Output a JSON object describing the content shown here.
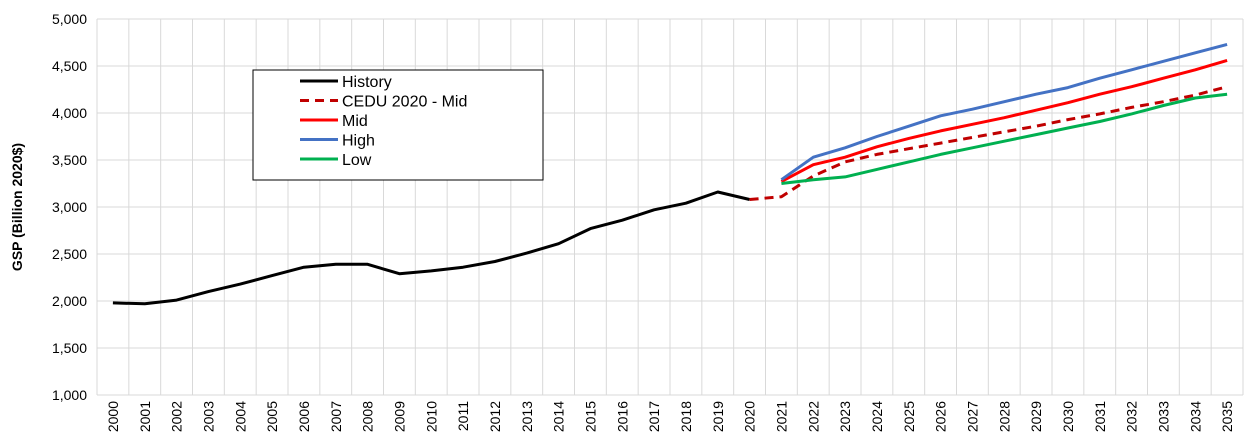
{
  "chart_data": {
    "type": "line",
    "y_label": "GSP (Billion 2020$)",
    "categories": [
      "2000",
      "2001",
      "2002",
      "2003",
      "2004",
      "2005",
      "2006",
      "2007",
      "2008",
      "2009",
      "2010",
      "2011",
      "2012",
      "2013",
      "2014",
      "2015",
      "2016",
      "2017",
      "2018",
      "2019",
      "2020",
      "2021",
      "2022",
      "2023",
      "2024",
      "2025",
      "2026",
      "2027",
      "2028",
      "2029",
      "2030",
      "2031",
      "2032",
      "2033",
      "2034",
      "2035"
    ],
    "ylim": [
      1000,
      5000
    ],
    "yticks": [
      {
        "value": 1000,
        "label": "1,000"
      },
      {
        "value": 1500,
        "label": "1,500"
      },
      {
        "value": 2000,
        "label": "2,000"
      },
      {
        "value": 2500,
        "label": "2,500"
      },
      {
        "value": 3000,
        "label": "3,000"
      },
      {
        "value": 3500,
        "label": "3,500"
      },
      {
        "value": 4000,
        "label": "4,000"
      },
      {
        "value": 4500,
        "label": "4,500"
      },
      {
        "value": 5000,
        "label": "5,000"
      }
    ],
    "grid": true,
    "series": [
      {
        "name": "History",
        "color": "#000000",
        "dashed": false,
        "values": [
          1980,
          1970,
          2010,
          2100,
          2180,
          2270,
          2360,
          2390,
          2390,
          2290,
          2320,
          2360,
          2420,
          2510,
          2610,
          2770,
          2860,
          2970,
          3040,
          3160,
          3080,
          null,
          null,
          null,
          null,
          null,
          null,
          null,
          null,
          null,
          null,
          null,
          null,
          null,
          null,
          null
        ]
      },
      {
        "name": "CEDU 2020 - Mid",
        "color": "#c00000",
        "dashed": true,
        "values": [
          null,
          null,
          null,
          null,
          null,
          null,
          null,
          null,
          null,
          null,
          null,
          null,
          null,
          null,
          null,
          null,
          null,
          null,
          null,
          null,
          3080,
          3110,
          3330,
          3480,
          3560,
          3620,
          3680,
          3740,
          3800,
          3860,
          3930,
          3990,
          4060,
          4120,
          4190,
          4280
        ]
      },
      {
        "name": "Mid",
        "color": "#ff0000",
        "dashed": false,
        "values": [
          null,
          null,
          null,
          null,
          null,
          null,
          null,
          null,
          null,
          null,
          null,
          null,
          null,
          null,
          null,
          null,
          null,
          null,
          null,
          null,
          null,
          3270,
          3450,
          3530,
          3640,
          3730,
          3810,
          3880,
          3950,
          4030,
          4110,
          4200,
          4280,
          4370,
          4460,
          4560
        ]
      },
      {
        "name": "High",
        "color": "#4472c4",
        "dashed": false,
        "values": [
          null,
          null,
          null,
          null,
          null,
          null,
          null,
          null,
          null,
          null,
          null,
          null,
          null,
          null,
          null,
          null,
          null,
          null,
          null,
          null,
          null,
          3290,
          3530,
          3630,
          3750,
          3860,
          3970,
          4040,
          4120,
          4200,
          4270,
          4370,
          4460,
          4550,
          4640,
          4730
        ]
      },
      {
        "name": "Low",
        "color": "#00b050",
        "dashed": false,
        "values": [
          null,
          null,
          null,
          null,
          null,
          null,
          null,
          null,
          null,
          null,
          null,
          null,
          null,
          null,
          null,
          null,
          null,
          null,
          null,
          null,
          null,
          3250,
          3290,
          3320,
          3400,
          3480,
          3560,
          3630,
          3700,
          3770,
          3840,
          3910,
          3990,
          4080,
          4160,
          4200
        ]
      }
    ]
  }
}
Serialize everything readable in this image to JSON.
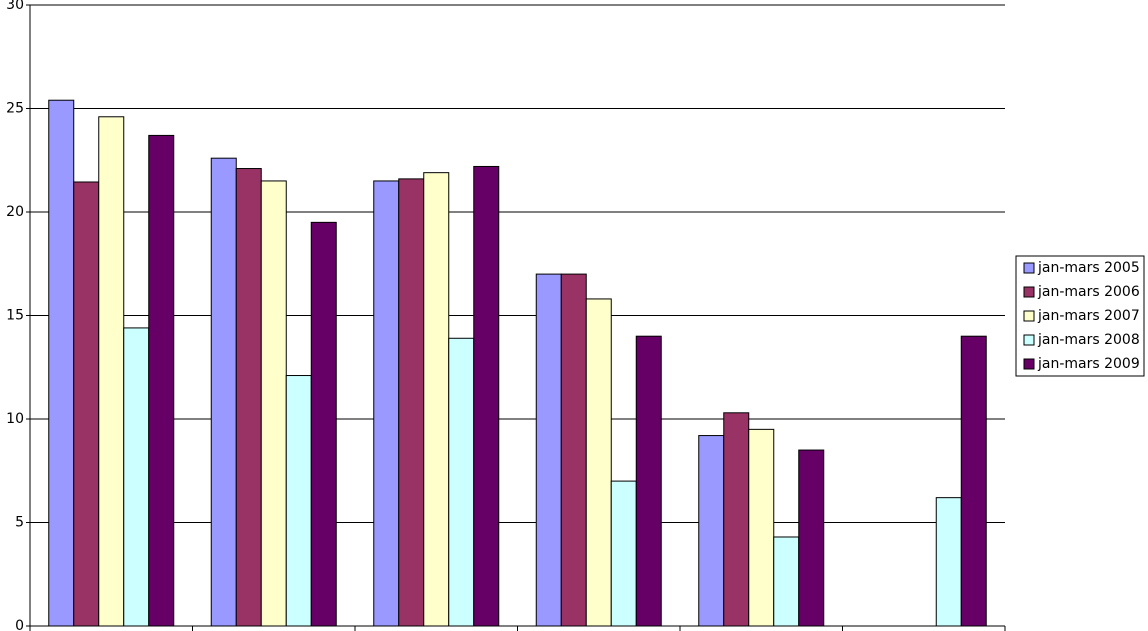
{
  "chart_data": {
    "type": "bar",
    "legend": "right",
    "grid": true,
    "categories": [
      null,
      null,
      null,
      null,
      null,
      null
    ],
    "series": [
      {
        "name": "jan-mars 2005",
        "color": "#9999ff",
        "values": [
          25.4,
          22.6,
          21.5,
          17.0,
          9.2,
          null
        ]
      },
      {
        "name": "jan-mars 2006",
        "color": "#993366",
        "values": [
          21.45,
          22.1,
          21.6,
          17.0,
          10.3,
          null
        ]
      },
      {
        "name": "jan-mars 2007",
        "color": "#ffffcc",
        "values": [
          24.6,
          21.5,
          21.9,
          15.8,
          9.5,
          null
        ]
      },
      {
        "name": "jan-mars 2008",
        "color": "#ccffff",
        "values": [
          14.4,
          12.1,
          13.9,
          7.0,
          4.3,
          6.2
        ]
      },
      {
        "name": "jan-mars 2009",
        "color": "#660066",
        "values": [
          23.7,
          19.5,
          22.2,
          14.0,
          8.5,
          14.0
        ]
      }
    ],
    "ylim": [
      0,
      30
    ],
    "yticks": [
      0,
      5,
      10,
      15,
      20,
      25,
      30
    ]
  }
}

* What you will do *
Give the material again exactly as it is, but keep the pictures out.

* Result of this task *
Output a JSON object describing the content shown here.
{
  "chart_data": {
    "type": "line",
    "y_label": "GSP (Billion 2020$)",
    "categories": [
      "2000",
      "2001",
      "2002",
      "2003",
      "2004",
      "2005",
      "2006",
      "2007",
      "2008",
      "2009",
      "2010",
      "2011",
      "2012",
      "2013",
      "2014",
      "2015",
      "2016",
      "2017",
      "2018",
      "2019",
      "2020",
      "2021",
      "2022",
      "2023",
      "2024",
      "2025",
      "2026",
      "2027",
      "2028",
      "2029",
      "2030",
      "2031",
      "2032",
      "2033",
      "2034",
      "2035"
    ],
    "ylim": [
      1000,
      5000
    ],
    "yticks": [
      {
        "value": 1000,
        "label": "1,000"
      },
      {
        "value": 1500,
        "label": "1,500"
      },
      {
        "value": 2000,
        "label": "2,000"
      },
      {
        "value": 2500,
        "label": "2,500"
      },
      {
        "value": 3000,
        "label": "3,000"
      },
      {
        "value": 3500,
        "label": "3,500"
      },
      {
        "value": 4000,
        "label": "4,000"
      },
      {
        "value": 4500,
        "label": "4,500"
      },
      {
        "value": 5000,
        "label": "5,000"
      }
    ],
    "grid": true,
    "series": [
      {
        "name": "History",
        "color": "#000000",
        "dashed": false,
        "values": [
          1980,
          1970,
          2010,
          2100,
          2180,
          2270,
          2360,
          2390,
          2390,
          2290,
          2320,
          2360,
          2420,
          2510,
          2610,
          2770,
          2860,
          2970,
          3040,
          3160,
          3080,
          null,
          null,
          null,
          null,
          null,
          null,
          null,
          null,
          null,
          null,
          null,
          null,
          null,
          null,
          null
        ]
      },
      {
        "name": "CEDU 2020 - Mid",
        "color": "#c00000",
        "dashed": true,
        "values": [
          null,
          null,
          null,
          null,
          null,
          null,
          null,
          null,
          null,
          null,
          null,
          null,
          null,
          null,
          null,
          null,
          null,
          null,
          null,
          null,
          3080,
          3110,
          3330,
          3480,
          3560,
          3620,
          3680,
          3740,
          3800,
          3860,
          3930,
          3990,
          4060,
          4120,
          4190,
          4280
        ]
      },
      {
        "name": "Mid",
        "color": "#ff0000",
        "dashed": false,
        "values": [
          null,
          null,
          null,
          null,
          null,
          null,
          null,
          null,
          null,
          null,
          null,
          null,
          null,
          null,
          null,
          null,
          null,
          null,
          null,
          null,
          null,
          3270,
          3450,
          3530,
          3640,
          3730,
          3810,
          3880,
          3950,
          4030,
          4110,
          4200,
          4280,
          4370,
          4460,
          4560
        ]
      },
      {
        "name": "High",
        "color": "#4472c4",
        "dashed": false,
        "values": [
          null,
          null,
          null,
          null,
          null,
          null,
          null,
          null,
          null,
          null,
          null,
          null,
          null,
          null,
          null,
          null,
          null,
          null,
          null,
          null,
          null,
          3290,
          3530,
          3630,
          3750,
          3860,
          3970,
          4040,
          4120,
          4200,
          4270,
          4370,
          4460,
          4550,
          4640,
          4730
        ]
      },
      {
        "name": "Low",
        "color": "#00b050",
        "dashed": false,
        "values": [
          null,
          null,
          null,
          null,
          null,
          null,
          null,
          null,
          null,
          null,
          null,
          null,
          null,
          null,
          null,
          null,
          null,
          null,
          null,
          null,
          null,
          3250,
          3290,
          3320,
          3400,
          3480,
          3560,
          3630,
          3700,
          3770,
          3840,
          3910,
          3990,
          4080,
          4160,
          4200
        ]
      }
    ]
  }
}
Serialize everything readable in this image to JSON.
{
  "chart_data": {
    "type": "bar",
    "legend": "right",
    "grid": true,
    "categories": [
      null,
      null,
      null,
      null,
      null,
      null
    ],
    "series": [
      {
        "name": "jan-mars 2005",
        "color": "#9999ff",
        "values": [
          25.4,
          22.6,
          21.5,
          17.0,
          9.2,
          null
        ]
      },
      {
        "name": "jan-mars 2006",
        "color": "#993366",
        "values": [
          21.45,
          22.1,
          21.6,
          17.0,
          10.3,
          null
        ]
      },
      {
        "name": "jan-mars 2007",
        "color": "#ffffcc",
        "values": [
          24.6,
          21.5,
          21.9,
          15.8,
          9.5,
          null
        ]
      },
      {
        "name": "jan-mars 2008",
        "color": "#ccffff",
        "values": [
          14.4,
          12.1,
          13.9,
          7.0,
          4.3,
          6.2
        ]
      },
      {
        "name": "jan-mars 2009",
        "color": "#660066",
        "values": [
          23.7,
          19.5,
          22.2,
          14.0,
          8.5,
          14.0
        ]
      }
    ],
    "ylim": [
      0,
      30
    ],
    "yticks": [
      0,
      5,
      10,
      15,
      20,
      25,
      30
    ]
  }
}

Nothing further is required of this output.